Where a line holds the word "JSON", copy that line.

(Task input):
-----

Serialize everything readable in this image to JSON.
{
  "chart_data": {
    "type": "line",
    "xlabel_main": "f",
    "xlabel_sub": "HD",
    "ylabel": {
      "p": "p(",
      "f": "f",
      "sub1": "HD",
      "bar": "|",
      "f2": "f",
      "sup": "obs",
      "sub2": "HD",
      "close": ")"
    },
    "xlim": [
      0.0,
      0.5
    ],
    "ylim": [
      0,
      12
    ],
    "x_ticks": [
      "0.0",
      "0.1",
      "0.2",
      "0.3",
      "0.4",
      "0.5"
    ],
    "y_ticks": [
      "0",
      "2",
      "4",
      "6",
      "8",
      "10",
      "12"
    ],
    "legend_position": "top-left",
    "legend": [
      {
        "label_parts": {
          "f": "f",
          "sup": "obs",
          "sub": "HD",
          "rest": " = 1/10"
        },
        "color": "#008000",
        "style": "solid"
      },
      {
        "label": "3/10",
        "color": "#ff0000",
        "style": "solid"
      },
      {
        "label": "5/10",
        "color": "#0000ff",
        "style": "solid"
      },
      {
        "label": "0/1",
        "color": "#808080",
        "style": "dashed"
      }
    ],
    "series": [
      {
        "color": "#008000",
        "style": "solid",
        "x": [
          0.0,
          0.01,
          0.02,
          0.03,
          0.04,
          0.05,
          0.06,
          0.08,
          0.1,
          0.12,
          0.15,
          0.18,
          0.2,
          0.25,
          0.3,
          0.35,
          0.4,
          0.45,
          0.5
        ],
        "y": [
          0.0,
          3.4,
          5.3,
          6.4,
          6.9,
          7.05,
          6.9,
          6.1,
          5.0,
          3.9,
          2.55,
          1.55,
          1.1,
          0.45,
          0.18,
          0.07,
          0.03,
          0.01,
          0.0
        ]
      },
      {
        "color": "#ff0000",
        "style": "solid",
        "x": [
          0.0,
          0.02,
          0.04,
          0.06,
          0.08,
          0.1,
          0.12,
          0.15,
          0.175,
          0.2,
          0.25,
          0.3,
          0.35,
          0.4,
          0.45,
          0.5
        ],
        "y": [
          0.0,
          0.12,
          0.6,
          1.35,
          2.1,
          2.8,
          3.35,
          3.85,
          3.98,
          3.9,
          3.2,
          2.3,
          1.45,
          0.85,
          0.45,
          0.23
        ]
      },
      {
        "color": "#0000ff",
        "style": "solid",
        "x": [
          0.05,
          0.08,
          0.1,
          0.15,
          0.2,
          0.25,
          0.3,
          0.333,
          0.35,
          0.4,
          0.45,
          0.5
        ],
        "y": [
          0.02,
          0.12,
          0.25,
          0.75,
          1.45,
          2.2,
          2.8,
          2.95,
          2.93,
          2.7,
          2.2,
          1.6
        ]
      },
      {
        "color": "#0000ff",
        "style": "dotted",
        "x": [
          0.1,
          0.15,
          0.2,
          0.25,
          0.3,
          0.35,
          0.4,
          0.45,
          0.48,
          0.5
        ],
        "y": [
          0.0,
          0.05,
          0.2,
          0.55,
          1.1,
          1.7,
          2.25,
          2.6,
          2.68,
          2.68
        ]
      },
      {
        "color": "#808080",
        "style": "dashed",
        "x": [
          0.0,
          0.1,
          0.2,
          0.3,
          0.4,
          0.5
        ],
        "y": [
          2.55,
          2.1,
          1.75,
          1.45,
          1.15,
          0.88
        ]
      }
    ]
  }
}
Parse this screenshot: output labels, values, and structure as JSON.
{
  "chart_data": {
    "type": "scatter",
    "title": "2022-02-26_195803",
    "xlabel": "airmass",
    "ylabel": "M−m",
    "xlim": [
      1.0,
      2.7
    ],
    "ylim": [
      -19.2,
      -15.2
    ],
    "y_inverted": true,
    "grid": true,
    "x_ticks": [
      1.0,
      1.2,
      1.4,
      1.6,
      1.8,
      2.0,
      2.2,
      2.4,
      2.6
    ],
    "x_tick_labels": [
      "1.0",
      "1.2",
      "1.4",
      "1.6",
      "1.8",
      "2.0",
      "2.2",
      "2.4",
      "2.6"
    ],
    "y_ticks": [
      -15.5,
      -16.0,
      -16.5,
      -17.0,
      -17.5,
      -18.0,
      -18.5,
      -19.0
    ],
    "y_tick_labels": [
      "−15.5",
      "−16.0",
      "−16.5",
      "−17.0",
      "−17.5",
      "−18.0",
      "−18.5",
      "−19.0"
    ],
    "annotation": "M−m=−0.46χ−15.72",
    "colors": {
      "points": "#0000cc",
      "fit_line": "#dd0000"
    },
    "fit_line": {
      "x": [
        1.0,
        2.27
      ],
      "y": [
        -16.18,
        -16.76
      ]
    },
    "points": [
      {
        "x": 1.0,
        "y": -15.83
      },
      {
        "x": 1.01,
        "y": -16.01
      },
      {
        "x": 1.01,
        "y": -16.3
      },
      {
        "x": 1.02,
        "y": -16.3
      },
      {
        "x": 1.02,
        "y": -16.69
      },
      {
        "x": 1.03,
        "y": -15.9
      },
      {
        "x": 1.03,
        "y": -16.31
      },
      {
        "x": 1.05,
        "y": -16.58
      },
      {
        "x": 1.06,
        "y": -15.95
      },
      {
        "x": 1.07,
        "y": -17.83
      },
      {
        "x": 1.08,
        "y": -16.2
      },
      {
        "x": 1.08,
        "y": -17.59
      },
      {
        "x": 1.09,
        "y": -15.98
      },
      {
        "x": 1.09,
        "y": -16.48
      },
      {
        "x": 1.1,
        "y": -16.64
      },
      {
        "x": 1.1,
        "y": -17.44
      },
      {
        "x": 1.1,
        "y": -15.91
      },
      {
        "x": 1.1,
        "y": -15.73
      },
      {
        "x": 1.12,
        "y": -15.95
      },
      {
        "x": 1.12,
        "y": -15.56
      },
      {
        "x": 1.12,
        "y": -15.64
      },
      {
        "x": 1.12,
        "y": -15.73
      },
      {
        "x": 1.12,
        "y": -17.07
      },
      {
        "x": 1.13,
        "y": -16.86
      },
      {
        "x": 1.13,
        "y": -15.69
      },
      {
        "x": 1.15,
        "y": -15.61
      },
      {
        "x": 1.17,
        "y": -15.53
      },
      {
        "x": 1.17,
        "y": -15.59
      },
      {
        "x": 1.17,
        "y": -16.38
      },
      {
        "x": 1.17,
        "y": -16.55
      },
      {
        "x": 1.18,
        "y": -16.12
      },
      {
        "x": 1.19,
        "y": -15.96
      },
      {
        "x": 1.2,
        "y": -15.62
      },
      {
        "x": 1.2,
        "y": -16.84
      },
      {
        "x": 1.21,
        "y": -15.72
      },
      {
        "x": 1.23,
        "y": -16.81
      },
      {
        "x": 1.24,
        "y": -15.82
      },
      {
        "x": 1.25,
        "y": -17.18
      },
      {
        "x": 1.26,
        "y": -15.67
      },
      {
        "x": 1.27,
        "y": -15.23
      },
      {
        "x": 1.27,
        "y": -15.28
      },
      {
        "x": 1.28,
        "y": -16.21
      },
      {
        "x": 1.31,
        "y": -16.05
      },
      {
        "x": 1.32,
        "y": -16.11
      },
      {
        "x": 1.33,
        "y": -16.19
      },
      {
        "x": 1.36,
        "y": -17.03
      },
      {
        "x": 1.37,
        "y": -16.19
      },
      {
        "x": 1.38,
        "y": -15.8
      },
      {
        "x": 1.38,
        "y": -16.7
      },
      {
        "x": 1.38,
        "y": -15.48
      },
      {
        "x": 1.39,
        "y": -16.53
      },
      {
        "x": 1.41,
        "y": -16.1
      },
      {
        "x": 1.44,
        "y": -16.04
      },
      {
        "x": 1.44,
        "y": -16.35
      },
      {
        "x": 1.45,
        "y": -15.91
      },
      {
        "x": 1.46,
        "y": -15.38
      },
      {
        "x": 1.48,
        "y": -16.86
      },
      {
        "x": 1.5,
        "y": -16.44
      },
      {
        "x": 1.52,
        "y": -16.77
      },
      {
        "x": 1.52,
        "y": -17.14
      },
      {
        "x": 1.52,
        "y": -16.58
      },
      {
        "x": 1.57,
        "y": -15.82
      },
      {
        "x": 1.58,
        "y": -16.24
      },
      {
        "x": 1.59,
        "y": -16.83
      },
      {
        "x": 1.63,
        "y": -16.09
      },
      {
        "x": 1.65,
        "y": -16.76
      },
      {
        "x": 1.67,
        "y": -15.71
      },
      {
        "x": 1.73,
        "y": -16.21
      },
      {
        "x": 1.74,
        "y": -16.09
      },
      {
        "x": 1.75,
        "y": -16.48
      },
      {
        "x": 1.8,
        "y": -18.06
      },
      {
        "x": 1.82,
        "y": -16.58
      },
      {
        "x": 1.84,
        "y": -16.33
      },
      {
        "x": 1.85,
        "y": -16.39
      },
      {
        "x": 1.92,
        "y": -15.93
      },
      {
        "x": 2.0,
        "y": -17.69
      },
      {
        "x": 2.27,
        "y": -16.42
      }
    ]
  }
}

-----

(Task response):
Serialize everything readable in this image to JSON.
Parse this screenshot: output labels, values, and structure as JSON.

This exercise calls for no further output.